- **ENTRIES PROVIDED**
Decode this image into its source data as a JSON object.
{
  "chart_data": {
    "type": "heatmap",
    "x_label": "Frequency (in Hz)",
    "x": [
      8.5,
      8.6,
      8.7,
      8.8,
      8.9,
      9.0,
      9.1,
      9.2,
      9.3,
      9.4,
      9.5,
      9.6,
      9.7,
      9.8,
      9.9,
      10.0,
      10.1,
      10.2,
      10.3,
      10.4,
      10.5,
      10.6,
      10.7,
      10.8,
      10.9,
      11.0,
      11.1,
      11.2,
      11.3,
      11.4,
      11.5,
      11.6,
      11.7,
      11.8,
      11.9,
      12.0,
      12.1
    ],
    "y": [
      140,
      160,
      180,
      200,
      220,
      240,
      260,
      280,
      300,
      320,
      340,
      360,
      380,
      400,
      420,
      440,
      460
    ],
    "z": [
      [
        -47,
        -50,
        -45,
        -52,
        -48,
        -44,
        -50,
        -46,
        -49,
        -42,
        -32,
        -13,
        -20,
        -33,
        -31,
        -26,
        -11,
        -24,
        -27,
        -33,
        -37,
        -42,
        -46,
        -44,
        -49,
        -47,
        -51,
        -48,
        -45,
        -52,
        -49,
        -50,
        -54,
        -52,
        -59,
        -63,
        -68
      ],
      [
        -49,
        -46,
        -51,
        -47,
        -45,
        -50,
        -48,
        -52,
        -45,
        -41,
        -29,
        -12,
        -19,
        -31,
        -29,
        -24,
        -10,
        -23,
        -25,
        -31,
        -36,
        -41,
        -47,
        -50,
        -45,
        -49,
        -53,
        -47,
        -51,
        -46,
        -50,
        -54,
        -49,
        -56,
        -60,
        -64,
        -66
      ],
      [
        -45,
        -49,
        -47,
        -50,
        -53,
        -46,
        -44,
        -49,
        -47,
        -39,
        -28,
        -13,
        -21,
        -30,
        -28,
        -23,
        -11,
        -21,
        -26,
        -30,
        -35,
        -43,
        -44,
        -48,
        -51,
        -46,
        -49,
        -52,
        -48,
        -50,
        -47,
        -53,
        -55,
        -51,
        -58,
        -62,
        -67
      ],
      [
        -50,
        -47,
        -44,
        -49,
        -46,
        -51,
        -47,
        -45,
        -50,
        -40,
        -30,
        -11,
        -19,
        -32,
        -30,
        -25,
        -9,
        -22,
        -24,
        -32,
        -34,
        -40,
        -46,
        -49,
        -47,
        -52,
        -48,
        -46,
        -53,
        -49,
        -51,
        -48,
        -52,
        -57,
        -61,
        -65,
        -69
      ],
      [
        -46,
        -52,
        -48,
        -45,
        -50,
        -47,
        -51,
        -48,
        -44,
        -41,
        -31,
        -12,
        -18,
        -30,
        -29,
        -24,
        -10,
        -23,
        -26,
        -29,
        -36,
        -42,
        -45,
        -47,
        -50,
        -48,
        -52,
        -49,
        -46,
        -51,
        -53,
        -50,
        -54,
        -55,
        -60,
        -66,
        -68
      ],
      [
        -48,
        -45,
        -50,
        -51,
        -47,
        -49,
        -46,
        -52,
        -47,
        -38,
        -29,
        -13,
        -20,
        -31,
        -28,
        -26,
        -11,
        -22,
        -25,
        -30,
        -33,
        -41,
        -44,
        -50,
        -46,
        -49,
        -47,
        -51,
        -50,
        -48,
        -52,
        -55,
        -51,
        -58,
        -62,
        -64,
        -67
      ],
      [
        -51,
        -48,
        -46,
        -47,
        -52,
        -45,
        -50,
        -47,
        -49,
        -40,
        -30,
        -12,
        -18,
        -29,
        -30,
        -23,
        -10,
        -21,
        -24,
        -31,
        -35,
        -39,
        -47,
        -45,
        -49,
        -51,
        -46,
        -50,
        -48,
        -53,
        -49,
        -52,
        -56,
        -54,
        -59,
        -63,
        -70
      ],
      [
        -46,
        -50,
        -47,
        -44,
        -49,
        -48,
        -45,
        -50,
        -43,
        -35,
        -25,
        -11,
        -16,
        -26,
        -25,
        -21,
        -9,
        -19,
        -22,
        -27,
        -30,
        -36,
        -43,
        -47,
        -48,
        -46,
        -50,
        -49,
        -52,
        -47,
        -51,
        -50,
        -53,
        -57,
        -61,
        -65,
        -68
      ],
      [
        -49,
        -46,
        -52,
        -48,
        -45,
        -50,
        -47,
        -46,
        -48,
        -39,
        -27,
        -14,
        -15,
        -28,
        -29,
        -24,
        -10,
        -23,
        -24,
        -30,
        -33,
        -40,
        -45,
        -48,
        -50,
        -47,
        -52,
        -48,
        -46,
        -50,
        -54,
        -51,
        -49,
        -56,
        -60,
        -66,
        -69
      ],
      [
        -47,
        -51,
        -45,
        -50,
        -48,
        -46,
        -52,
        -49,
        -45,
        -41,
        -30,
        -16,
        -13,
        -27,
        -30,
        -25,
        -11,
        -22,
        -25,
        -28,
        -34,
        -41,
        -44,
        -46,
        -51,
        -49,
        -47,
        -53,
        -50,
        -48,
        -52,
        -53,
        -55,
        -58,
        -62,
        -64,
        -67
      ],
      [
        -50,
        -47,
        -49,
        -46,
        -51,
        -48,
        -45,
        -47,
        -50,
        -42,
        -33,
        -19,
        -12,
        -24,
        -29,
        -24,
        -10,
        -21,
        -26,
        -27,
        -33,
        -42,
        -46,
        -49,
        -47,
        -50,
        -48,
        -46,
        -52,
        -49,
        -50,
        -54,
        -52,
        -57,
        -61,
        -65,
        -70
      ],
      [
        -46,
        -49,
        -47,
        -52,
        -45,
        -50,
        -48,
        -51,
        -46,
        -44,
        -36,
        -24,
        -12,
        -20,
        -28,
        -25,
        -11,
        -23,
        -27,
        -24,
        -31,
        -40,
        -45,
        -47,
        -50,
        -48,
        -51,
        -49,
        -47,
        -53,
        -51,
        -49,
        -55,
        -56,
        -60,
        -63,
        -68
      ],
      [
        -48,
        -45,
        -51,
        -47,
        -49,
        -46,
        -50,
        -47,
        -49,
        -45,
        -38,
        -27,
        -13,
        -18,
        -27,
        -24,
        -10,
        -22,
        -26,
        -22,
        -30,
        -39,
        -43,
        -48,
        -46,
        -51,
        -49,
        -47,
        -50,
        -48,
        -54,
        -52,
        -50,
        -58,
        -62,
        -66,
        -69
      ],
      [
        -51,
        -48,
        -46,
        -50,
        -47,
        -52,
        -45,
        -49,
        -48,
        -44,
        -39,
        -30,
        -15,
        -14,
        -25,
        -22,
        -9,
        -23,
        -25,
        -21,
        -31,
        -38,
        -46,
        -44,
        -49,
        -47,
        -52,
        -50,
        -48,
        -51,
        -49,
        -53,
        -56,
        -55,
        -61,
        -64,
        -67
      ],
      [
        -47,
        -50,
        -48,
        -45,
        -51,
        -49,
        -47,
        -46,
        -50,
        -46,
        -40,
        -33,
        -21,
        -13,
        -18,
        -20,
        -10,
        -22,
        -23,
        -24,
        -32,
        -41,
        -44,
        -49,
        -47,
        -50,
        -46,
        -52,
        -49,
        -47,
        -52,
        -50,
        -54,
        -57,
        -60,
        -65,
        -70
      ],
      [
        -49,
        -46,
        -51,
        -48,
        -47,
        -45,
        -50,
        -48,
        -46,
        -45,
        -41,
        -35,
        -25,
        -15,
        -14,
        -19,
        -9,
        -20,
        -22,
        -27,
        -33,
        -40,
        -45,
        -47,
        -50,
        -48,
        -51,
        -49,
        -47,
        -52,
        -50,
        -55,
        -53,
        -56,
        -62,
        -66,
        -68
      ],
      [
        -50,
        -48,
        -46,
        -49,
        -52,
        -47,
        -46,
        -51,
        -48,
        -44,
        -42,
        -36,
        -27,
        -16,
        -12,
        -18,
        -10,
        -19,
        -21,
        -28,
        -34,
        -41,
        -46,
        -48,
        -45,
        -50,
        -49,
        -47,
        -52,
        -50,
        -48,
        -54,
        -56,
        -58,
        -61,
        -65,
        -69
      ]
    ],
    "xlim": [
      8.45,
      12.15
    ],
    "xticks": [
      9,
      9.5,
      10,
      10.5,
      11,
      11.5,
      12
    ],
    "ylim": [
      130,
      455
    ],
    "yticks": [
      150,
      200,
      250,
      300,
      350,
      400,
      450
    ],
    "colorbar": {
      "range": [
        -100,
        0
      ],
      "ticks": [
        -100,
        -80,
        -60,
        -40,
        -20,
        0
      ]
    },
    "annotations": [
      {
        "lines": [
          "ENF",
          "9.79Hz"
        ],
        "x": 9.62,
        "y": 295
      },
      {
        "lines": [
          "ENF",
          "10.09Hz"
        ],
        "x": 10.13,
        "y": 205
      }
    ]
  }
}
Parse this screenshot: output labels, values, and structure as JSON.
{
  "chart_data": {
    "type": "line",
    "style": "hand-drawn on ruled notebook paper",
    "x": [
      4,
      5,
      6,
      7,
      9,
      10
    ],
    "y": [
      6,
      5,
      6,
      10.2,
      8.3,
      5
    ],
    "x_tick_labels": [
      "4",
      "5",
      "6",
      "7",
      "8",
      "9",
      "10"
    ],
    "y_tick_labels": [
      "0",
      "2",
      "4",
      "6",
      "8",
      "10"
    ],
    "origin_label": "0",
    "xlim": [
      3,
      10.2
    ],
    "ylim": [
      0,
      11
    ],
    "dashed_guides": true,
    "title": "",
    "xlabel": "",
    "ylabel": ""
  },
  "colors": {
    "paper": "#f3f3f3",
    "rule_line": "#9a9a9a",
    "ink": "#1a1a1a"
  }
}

- **TASK GOAL**
Reproduce only the lines between the line containing "Parse this screenshot: output" and the last line of the records, those two lines included, exactly.

- **THE COMPLETED TASK**
Parse this screenshot: output labels, values, and structure as JSON.
{
  "chart_data": {
    "type": "line",
    "style": "hand-drawn on ruled notebook paper",
    "x": [
      4,
      5,
      6,
      7,
      9,
      10
    ],
    "y": [
      6,
      5,
      6,
      10.2,
      8.3,
      5
    ],
    "x_tick_labels": [
      "4",
      "5",
      "6",
      "7",
      "8",
      "9",
      "10"
    ],
    "y_tick_labels": [
      "0",
      "2",
      "4",
      "6",
      "8",
      "10"
    ],
    "origin_label": "0",
    "xlim": [
      3,
      10.2
    ],
    "ylim": [
      0,
      11
    ],
    "dashed_guides": true,
    "title": "",
    "xlabel": "",
    "ylabel": ""
  },
  "colors": {
    "paper": "#f3f3f3",
    "rule_line": "#9a9a9a",
    "ink": "#1a1a1a"
  }
}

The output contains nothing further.